### Stated problem
All the data should be repeated exactly. Any image in it is left out.

Data records
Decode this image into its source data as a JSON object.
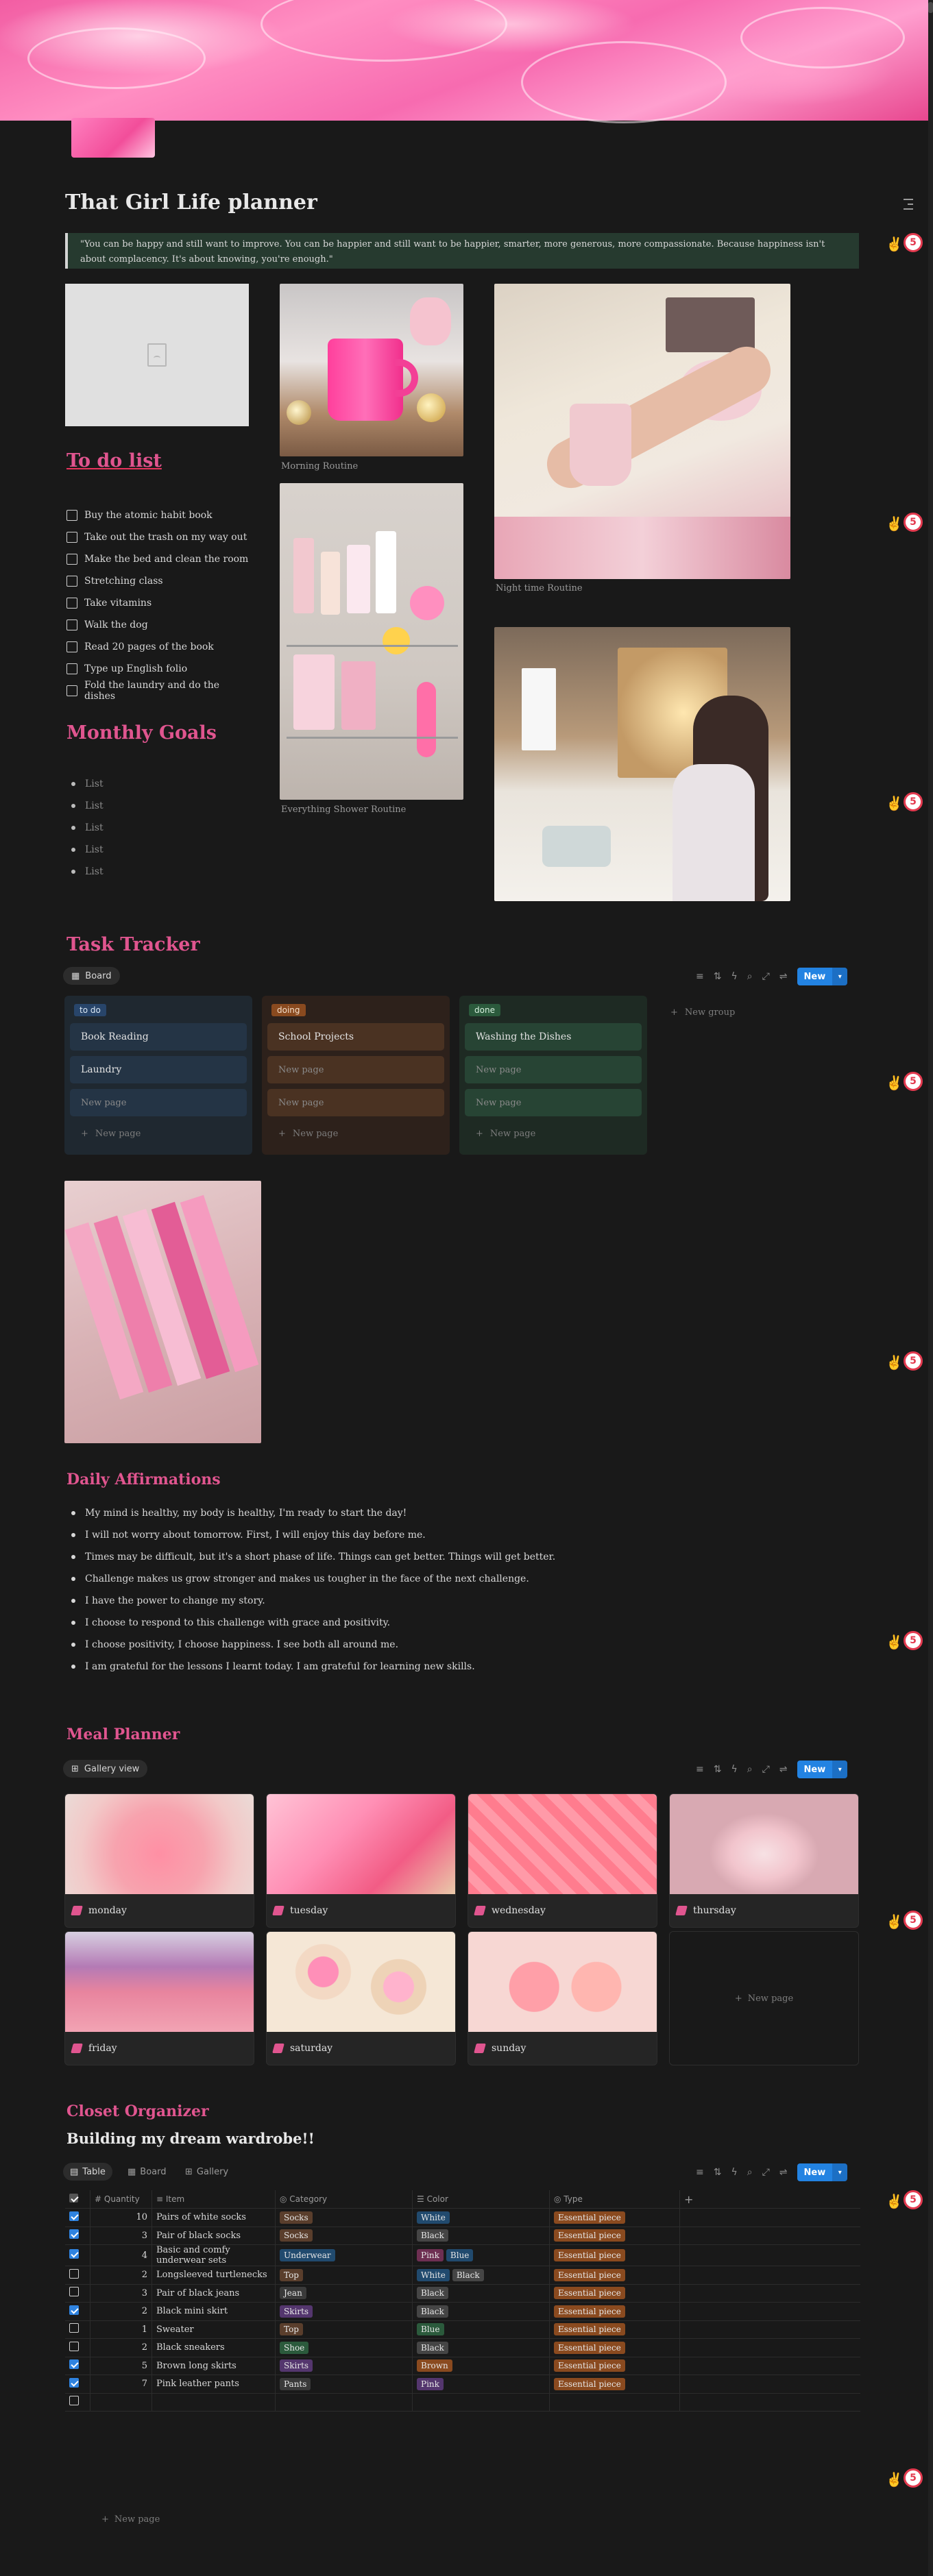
{
  "page": {
    "title": "That Girl Life planner",
    "quote": "\"You can be happy and still want to improve. You can be happier and still want to be happier, smarter, more generous, more compassionate. Because happiness isn't about complacency. It's about knowing, you're enough.\""
  },
  "todo": {
    "heading": "To do list",
    "items": [
      {
        "label": "Buy the atomic habit book",
        "checked": false
      },
      {
        "label": "Take out the trash on my way out",
        "checked": false
      },
      {
        "label": "Make the bed and clean the room",
        "checked": false
      },
      {
        "label": "Stretching class",
        "checked": false
      },
      {
        "label": "Take  vitamins",
        "checked": false
      },
      {
        "label": "Walk the dog",
        "checked": false
      },
      {
        "label": "Read 20 pages of the book",
        "checked": false
      },
      {
        "label": "Type up English folio",
        "checked": false
      },
      {
        "label": "Fold the laundry and do the dishes",
        "checked": false
      }
    ]
  },
  "goals": {
    "heading": "Monthly Goals",
    "items": [
      "List",
      "List",
      "List",
      "List",
      "List"
    ]
  },
  "gallery_captions": {
    "morning": "Morning Routine",
    "shower": "Everything Shower Routine",
    "night": "Night time Routine"
  },
  "task_tracker": {
    "heading": "Task Tracker",
    "view_label": "Board",
    "new_label": "New",
    "new_group": "New group",
    "columns": [
      {
        "name": "to do",
        "cards": [
          "Book Reading",
          "Laundry"
        ],
        "placeholder": "New page",
        "new_label": "New page"
      },
      {
        "name": "doing",
        "cards": [
          "School Projects"
        ],
        "placeholder": "New page",
        "new_label": "New page"
      },
      {
        "name": "done",
        "cards": [
          "Washing the Dishes"
        ],
        "placeholder": "New page",
        "new_label": "New page"
      }
    ]
  },
  "affirmations": {
    "heading": "Daily Affirmations",
    "items": [
      "My mind is healthy, my body is healthy, I'm ready to start the day!",
      "I will not worry about tomorrow. First, I  will enjoy this day before me.",
      "Times may be difficult, but it's a short phase of life. Things can get better. Things will get better.",
      "Challenge makes us grow stronger and makes us tougher in the face of the next challenge.",
      "I have the power to change my story.",
      "I choose to respond to this challenge with grace and positivity.",
      "I choose positivity, I choose happiness. I see both all around me.",
      "I am grateful for the lessons I learnt today. I am grateful for learning new skills."
    ]
  },
  "meal_planner": {
    "heading": "Meal Planner",
    "view_label": "Gallery view",
    "new_label": "New",
    "new_page": "New page",
    "days": [
      "monday",
      "tuesday",
      "wednesday",
      "thursday",
      "friday",
      "saturday",
      "sunday"
    ]
  },
  "closet": {
    "heading": "Closet Organizer",
    "subheading": "Building my dream wardrobe!!",
    "tabs": [
      "Table",
      "Board",
      "Gallery"
    ],
    "new_label": "New",
    "new_page": "New page",
    "columns": [
      "Quantity",
      "Item",
      "Category",
      "Color",
      "Type"
    ],
    "rows": [
      {
        "checked": true,
        "qty": "10",
        "item": "Pairs of white socks",
        "category": "Socks",
        "cat_color": "brown",
        "colors": [
          [
            "White",
            "blue"
          ]
        ],
        "type": "Essential piece"
      },
      {
        "checked": true,
        "qty": "3",
        "item": "Pair of black socks",
        "category": "Socks",
        "cat_color": "brown",
        "colors": [
          [
            "Black",
            "gray"
          ]
        ],
        "type": "Essential piece"
      },
      {
        "checked": true,
        "qty": "4",
        "item": "Basic and comfy underwear sets",
        "category": "Underwear",
        "cat_color": "blue",
        "colors": [
          [
            "Pink",
            "pink"
          ],
          [
            "Blue",
            "blue"
          ]
        ],
        "type": "Essential piece"
      },
      {
        "checked": false,
        "qty": "2",
        "item": "Longsleeved turtlenecks",
        "category": "Top",
        "cat_color": "brown",
        "colors": [
          [
            "White",
            "blue"
          ],
          [
            "Black",
            "gray"
          ]
        ],
        "type": "Essential piece"
      },
      {
        "checked": false,
        "qty": "3",
        "item": "Pair of black jeans",
        "category": "Jean",
        "cat_color": "default",
        "colors": [
          [
            "Black",
            "gray"
          ]
        ],
        "type": "Essential piece"
      },
      {
        "checked": true,
        "qty": "2",
        "item": "Black mini skirt",
        "category": "Skirts",
        "cat_color": "purple",
        "colors": [
          [
            "Black",
            "gray"
          ]
        ],
        "type": "Essential piece"
      },
      {
        "checked": false,
        "qty": "1",
        "item": "Sweater",
        "category": "Top",
        "cat_color": "brown",
        "colors": [
          [
            "Blue",
            "green"
          ]
        ],
        "type": "Essential piece"
      },
      {
        "checked": false,
        "qty": "2",
        "item": "Black sneakers",
        "category": "Shoe",
        "cat_color": "green",
        "colors": [
          [
            "Black",
            "gray"
          ]
        ],
        "type": "Essential piece"
      },
      {
        "checked": true,
        "qty": "5",
        "item": "Brown long skirts",
        "category": "Skirts",
        "cat_color": "purple",
        "colors": [
          [
            "Brown",
            "orange"
          ]
        ],
        "type": "Essential piece"
      },
      {
        "checked": true,
        "qty": "7",
        "item": "Pink leather pants",
        "category": "Pants",
        "cat_color": "default",
        "colors": [
          [
            "Pink",
            "purple"
          ]
        ],
        "type": "Essential piece"
      },
      {
        "checked": false,
        "qty": "",
        "item": "",
        "category": "",
        "cat_color": "",
        "colors": [],
        "type": ""
      }
    ]
  },
  "side_badge": "5",
  "colors": {
    "accent": "#e0558f",
    "primary": "#2383e2",
    "background": "#191919"
  }
}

### Solution to the exercise
Decode this image into its source data as a JSON object.
{
  "page": {
    "title": "That Girl Life planner",
    "quote": "\"You can be happy and still want to improve. You can be happier and still want to be happier, smarter, more generous, more compassionate. Because happiness isn't about complacency. It's about knowing, you're enough.\""
  },
  "todo": {
    "heading": "To do list",
    "items": [
      {
        "label": "Buy the atomic habit book",
        "checked": false
      },
      {
        "label": "Take out the trash on my way out",
        "checked": false
      },
      {
        "label": "Make the bed and clean the room",
        "checked": false
      },
      {
        "label": "Stretching class",
        "checked": false
      },
      {
        "label": "Take  vitamins",
        "checked": false
      },
      {
        "label": "Walk the dog",
        "checked": false
      },
      {
        "label": "Read 20 pages of the book",
        "checked": false
      },
      {
        "label": "Type up English folio",
        "checked": false
      },
      {
        "label": "Fold the laundry and do the dishes",
        "checked": false
      }
    ]
  },
  "goals": {
    "heading": "Monthly Goals",
    "items": [
      "List",
      "List",
      "List",
      "List",
      "List"
    ]
  },
  "gallery_captions": {
    "morning": "Morning Routine",
    "shower": "Everything Shower Routine",
    "night": "Night time Routine"
  },
  "task_tracker": {
    "heading": "Task Tracker",
    "view_label": "Board",
    "new_label": "New",
    "new_group": "New group",
    "columns": [
      {
        "name": "to do",
        "cards": [
          "Book Reading",
          "Laundry"
        ],
        "placeholder": "New page",
        "new_label": "New page"
      },
      {
        "name": "doing",
        "cards": [
          "School Projects"
        ],
        "placeholder": "New page",
        "new_label": "New page"
      },
      {
        "name": "done",
        "cards": [
          "Washing the Dishes"
        ],
        "placeholder": "New page",
        "new_label": "New page"
      }
    ]
  },
  "affirmations": {
    "heading": "Daily Affirmations",
    "items": [
      "My mind is healthy, my body is healthy, I'm ready to start the day!",
      "I will not worry about tomorrow. First, I  will enjoy this day before me.",
      "Times may be difficult, but it's a short phase of life. Things can get better. Things will get better.",
      "Challenge makes us grow stronger and makes us tougher in the face of the next challenge.",
      "I have the power to change my story.",
      "I choose to respond to this challenge with grace and positivity.",
      "I choose positivity, I choose happiness. I see both all around me.",
      "I am grateful for the lessons I learnt today. I am grateful for learning new skills."
    ]
  },
  "meal_planner": {
    "heading": "Meal Planner",
    "view_label": "Gallery view",
    "new_label": "New",
    "new_page": "New page",
    "days": [
      "monday",
      "tuesday",
      "wednesday",
      "thursday",
      "friday",
      "saturday",
      "sunday"
    ]
  },
  "closet": {
    "heading": "Closet Organizer",
    "subheading": "Building my dream wardrobe!!",
    "tabs": [
      "Table",
      "Board",
      "Gallery"
    ],
    "new_label": "New",
    "new_page": "New page",
    "columns": [
      "Quantity",
      "Item",
      "Category",
      "Color",
      "Type"
    ],
    "rows": [
      {
        "checked": true,
        "qty": "10",
        "item": "Pairs of white socks",
        "category": "Socks",
        "cat_color": "brown",
        "colors": [
          [
            "White",
            "blue"
          ]
        ],
        "type": "Essential piece"
      },
      {
        "checked": true,
        "qty": "3",
        "item": "Pair of black socks",
        "category": "Socks",
        "cat_color": "brown",
        "colors": [
          [
            "Black",
            "gray"
          ]
        ],
        "type": "Essential piece"
      },
      {
        "checked": true,
        "qty": "4",
        "item": "Basic and comfy underwear sets",
        "category": "Underwear",
        "cat_color": "blue",
        "colors": [
          [
            "Pink",
            "pink"
          ],
          [
            "Blue",
            "blue"
          ]
        ],
        "type": "Essential piece"
      },
      {
        "checked": false,
        "qty": "2",
        "item": "Longsleeved turtlenecks",
        "category": "Top",
        "cat_color": "brown",
        "colors": [
          [
            "White",
            "blue"
          ],
          [
            "Black",
            "gray"
          ]
        ],
        "type": "Essential piece"
      },
      {
        "checked": false,
        "qty": "3",
        "item": "Pair of black jeans",
        "category": "Jean",
        "cat_color": "default",
        "colors": [
          [
            "Black",
            "gray"
          ]
        ],
        "type": "Essential piece"
      },
      {
        "checked": true,
        "qty": "2",
        "item": "Black mini skirt",
        "category": "Skirts",
        "cat_color": "purple",
        "colors": [
          [
            "Black",
            "gray"
          ]
        ],
        "type": "Essential piece"
      },
      {
        "checked": false,
        "qty": "1",
        "item": "Sweater",
        "category": "Top",
        "cat_color": "brown",
        "colors": [
          [
            "Blue",
            "green"
          ]
        ],
        "type": "Essential piece"
      },
      {
        "checked": false,
        "qty": "2",
        "item": "Black sneakers",
        "category": "Shoe",
        "cat_color": "green",
        "colors": [
          [
            "Black",
            "gray"
          ]
        ],
        "type": "Essential piece"
      },
      {
        "checked": true,
        "qty": "5",
        "item": "Brown long skirts",
        "category": "Skirts",
        "cat_color": "purple",
        "colors": [
          [
            "Brown",
            "orange"
          ]
        ],
        "type": "Essential piece"
      },
      {
        "checked": true,
        "qty": "7",
        "item": "Pink leather pants",
        "category": "Pants",
        "cat_color": "default",
        "colors": [
          [
            "Pink",
            "purple"
          ]
        ],
        "type": "Essential piece"
      },
      {
        "checked": false,
        "qty": "",
        "item": "",
        "category": "",
        "cat_color": "",
        "colors": [],
        "type": ""
      }
    ]
  },
  "side_badge": "5",
  "colors": {
    "accent": "#e0558f",
    "primary": "#2383e2",
    "background": "#191919"
  }
}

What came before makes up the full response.